▸ DATA PROVIDED
[start]

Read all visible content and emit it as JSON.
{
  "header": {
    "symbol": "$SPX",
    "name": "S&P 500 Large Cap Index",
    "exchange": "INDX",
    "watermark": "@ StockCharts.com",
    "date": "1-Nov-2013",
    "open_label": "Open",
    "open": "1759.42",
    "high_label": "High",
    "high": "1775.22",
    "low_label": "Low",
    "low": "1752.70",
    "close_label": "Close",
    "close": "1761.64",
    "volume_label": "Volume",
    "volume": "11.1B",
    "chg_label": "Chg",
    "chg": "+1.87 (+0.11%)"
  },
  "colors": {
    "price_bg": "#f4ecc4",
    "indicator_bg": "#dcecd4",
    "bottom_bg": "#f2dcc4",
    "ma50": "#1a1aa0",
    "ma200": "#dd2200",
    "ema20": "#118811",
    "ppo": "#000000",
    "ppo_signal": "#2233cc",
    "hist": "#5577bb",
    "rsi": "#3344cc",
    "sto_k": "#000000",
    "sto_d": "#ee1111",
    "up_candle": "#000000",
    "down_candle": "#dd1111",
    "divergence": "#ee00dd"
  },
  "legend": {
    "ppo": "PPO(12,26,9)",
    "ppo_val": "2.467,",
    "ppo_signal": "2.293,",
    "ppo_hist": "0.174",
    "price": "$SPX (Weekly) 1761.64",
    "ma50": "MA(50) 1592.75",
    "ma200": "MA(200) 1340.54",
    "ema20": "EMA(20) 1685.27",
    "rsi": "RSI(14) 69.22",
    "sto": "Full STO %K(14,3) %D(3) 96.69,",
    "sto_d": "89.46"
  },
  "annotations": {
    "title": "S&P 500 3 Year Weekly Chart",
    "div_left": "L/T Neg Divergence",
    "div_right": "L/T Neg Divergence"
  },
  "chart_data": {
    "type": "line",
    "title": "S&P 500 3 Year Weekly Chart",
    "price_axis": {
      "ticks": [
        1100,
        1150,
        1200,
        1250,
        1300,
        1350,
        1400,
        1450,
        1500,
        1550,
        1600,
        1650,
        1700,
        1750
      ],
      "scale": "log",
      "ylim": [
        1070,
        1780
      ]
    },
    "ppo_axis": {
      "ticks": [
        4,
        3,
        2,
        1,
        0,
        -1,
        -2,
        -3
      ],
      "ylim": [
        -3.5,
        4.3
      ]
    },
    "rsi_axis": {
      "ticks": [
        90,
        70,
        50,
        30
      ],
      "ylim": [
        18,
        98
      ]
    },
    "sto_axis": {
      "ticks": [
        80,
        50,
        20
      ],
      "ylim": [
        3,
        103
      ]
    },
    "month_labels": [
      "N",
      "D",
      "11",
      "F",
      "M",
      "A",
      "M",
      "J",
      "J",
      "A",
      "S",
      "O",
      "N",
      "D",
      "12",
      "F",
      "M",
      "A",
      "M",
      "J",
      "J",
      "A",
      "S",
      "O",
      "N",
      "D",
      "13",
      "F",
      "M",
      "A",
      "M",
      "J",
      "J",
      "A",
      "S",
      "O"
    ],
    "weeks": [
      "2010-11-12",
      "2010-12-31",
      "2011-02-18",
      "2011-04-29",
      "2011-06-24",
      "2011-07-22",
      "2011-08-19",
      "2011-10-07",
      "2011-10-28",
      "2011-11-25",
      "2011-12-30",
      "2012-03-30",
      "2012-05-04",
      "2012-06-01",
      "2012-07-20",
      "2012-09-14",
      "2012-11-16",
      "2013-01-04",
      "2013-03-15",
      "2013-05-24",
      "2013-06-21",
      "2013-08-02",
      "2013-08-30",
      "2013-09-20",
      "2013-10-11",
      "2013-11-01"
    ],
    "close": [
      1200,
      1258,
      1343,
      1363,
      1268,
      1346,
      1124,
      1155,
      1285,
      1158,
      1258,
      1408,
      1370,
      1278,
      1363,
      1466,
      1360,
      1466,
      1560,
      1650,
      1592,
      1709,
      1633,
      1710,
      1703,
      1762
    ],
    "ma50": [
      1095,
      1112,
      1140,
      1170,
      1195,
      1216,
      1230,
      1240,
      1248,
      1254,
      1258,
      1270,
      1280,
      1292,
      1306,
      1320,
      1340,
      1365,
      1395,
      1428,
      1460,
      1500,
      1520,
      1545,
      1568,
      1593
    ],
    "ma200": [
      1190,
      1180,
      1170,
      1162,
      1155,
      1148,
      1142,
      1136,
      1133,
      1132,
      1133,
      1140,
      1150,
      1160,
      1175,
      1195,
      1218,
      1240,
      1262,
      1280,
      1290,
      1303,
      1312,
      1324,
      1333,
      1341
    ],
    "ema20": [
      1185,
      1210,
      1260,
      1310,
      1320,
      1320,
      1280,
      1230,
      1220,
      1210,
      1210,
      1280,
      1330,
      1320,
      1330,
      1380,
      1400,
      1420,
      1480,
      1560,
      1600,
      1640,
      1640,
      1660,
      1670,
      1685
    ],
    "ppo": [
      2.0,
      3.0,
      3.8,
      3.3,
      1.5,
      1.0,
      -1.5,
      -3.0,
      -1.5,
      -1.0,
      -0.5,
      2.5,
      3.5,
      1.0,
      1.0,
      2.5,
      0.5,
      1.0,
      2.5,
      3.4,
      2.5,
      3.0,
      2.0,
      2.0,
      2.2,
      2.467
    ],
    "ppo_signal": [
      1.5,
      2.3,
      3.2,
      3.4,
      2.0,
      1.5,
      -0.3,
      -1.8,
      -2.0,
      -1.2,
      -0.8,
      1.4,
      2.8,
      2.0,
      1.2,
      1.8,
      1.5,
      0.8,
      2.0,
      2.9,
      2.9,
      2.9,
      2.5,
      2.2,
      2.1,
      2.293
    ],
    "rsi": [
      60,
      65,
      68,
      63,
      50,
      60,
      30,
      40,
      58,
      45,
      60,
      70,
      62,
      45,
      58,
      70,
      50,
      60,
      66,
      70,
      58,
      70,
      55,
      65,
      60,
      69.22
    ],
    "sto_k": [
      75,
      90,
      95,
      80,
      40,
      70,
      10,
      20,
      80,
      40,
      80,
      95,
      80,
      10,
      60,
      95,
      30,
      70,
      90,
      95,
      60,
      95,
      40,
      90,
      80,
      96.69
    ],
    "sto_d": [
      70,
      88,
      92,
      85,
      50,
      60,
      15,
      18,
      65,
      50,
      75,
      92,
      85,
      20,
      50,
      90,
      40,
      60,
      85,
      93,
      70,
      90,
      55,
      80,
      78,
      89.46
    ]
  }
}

[end]

▸ WHAT TO WORK ON
Reproduce each line of the material above precisely.

▸ EXERCISE OUTPUT
Read all visible content and emit it as JSON.
{
  "header": {
    "symbol": "$SPX",
    "name": "S&P 500 Large Cap Index",
    "exchange": "INDX",
    "watermark": "@ StockCharts.com",
    "date": "1-Nov-2013",
    "open_label": "Open",
    "open": "1759.42",
    "high_label": "High",
    "high": "1775.22",
    "low_label": "Low",
    "low": "1752.70",
    "close_label": "Close",
    "close": "1761.64",
    "volume_label": "Volume",
    "volume": "11.1B",
    "chg_label": "Chg",
    "chg": "+1.87 (+0.11%)"
  },
  "colors": {
    "price_bg": "#f4ecc4",
    "indicator_bg": "#dcecd4",
    "bottom_bg": "#f2dcc4",
    "ma50": "#1a1aa0",
    "ma200": "#dd2200",
    "ema20": "#118811",
    "ppo": "#000000",
    "ppo_signal": "#2233cc",
    "hist": "#5577bb",
    "rsi": "#3344cc",
    "sto_k": "#000000",
    "sto_d": "#ee1111",
    "up_candle": "#000000",
    "down_candle": "#dd1111",
    "divergence": "#ee00dd"
  },
  "legend": {
    "ppo": "PPO(12,26,9)",
    "ppo_val": "2.467,",
    "ppo_signal": "2.293,",
    "ppo_hist": "0.174",
    "price": "$SPX (Weekly) 1761.64",
    "ma50": "MA(50) 1592.75",
    "ma200": "MA(200) 1340.54",
    "ema20": "EMA(20) 1685.27",
    "rsi": "RSI(14) 69.22",
    "sto": "Full STO %K(14,3) %D(3) 96.69,",
    "sto_d": "89.46"
  },
  "annotations": {
    "title": "S&P 500 3 Year Weekly Chart",
    "div_left": "L/T Neg Divergence",
    "div_right": "L/T Neg Divergence"
  },
  "chart_data": {
    "type": "line",
    "title": "S&P 500 3 Year Weekly Chart",
    "price_axis": {
      "ticks": [
        1100,
        1150,
        1200,
        1250,
        1300,
        1350,
        1400,
        1450,
        1500,
        1550,
        1600,
        1650,
        1700,
        1750
      ],
      "scale": "log",
      "ylim": [
        1070,
        1780
      ]
    },
    "ppo_axis": {
      "ticks": [
        4,
        3,
        2,
        1,
        0,
        -1,
        -2,
        -3
      ],
      "ylim": [
        -3.5,
        4.3
      ]
    },
    "rsi_axis": {
      "ticks": [
        90,
        70,
        50,
        30
      ],
      "ylim": [
        18,
        98
      ]
    },
    "sto_axis": {
      "ticks": [
        80,
        50,
        20
      ],
      "ylim": [
        3,
        103
      ]
    },
    "month_labels": [
      "N",
      "D",
      "11",
      "F",
      "M",
      "A",
      "M",
      "J",
      "J",
      "A",
      "S",
      "O",
      "N",
      "D",
      "12",
      "F",
      "M",
      "A",
      "M",
      "J",
      "J",
      "A",
      "S",
      "O",
      "N",
      "D",
      "13",
      "F",
      "M",
      "A",
      "M",
      "J",
      "J",
      "A",
      "S",
      "O"
    ],
    "weeks": [
      "2010-11-12",
      "2010-12-31",
      "2011-02-18",
      "2011-04-29",
      "2011-06-24",
      "2011-07-22",
      "2011-08-19",
      "2011-10-07",
      "2011-10-28",
      "2011-11-25",
      "2011-12-30",
      "2012-03-30",
      "2012-05-04",
      "2012-06-01",
      "2012-07-20",
      "2012-09-14",
      "2012-11-16",
      "2013-01-04",
      "2013-03-15",
      "2013-05-24",
      "2013-06-21",
      "2013-08-02",
      "2013-08-30",
      "2013-09-20",
      "2013-10-11",
      "2013-11-01"
    ],
    "close": [
      1200,
      1258,
      1343,
      1363,
      1268,
      1346,
      1124,
      1155,
      1285,
      1158,
      1258,
      1408,
      1370,
      1278,
      1363,
      1466,
      1360,
      1466,
      1560,
      1650,
      1592,
      1709,
      1633,
      1710,
      1703,
      1762
    ],
    "ma50": [
      1095,
      1112,
      1140,
      1170,
      1195,
      1216,
      1230,
      1240,
      1248,
      1254,
      1258,
      1270,
      1280,
      1292,
      1306,
      1320,
      1340,
      1365,
      1395,
      1428,
      1460,
      1500,
      1520,
      1545,
      1568,
      1593
    ],
    "ma200": [
      1190,
      1180,
      1170,
      1162,
      1155,
      1148,
      1142,
      1136,
      1133,
      1132,
      1133,
      1140,
      1150,
      1160,
      1175,
      1195,
      1218,
      1240,
      1262,
      1280,
      1290,
      1303,
      1312,
      1324,
      1333,
      1341
    ],
    "ema20": [
      1185,
      1210,
      1260,
      1310,
      1320,
      1320,
      1280,
      1230,
      1220,
      1210,
      1210,
      1280,
      1330,
      1320,
      1330,
      1380,
      1400,
      1420,
      1480,
      1560,
      1600,
      1640,
      1640,
      1660,
      1670,
      1685
    ],
    "ppo": [
      2.0,
      3.0,
      3.8,
      3.3,
      1.5,
      1.0,
      -1.5,
      -3.0,
      -1.5,
      -1.0,
      -0.5,
      2.5,
      3.5,
      1.0,
      1.0,
      2.5,
      0.5,
      1.0,
      2.5,
      3.4,
      2.5,
      3.0,
      2.0,
      2.0,
      2.2,
      2.467
    ],
    "ppo_signal": [
      1.5,
      2.3,
      3.2,
      3.4,
      2.0,
      1.5,
      -0.3,
      -1.8,
      -2.0,
      -1.2,
      -0.8,
      1.4,
      2.8,
      2.0,
      1.2,
      1.8,
      1.5,
      0.8,
      2.0,
      2.9,
      2.9,
      2.9,
      2.5,
      2.2,
      2.1,
      2.293
    ],
    "rsi": [
      60,
      65,
      68,
      63,
      50,
      60,
      30,
      40,
      58,
      45,
      60,
      70,
      62,
      45,
      58,
      70,
      50,
      60,
      66,
      70,
      58,
      70,
      55,
      65,
      60,
      69.22
    ],
    "sto_k": [
      75,
      90,
      95,
      80,
      40,
      70,
      10,
      20,
      80,
      40,
      80,
      95,
      80,
      10,
      60,
      95,
      30,
      70,
      90,
      95,
      60,
      95,
      40,
      90,
      80,
      96.69
    ],
    "sto_d": [
      70,
      88,
      92,
      85,
      50,
      60,
      15,
      18,
      65,
      50,
      75,
      92,
      85,
      20,
      50,
      90,
      40,
      60,
      85,
      93,
      70,
      90,
      55,
      80,
      78,
      89.46
    ]
  }
}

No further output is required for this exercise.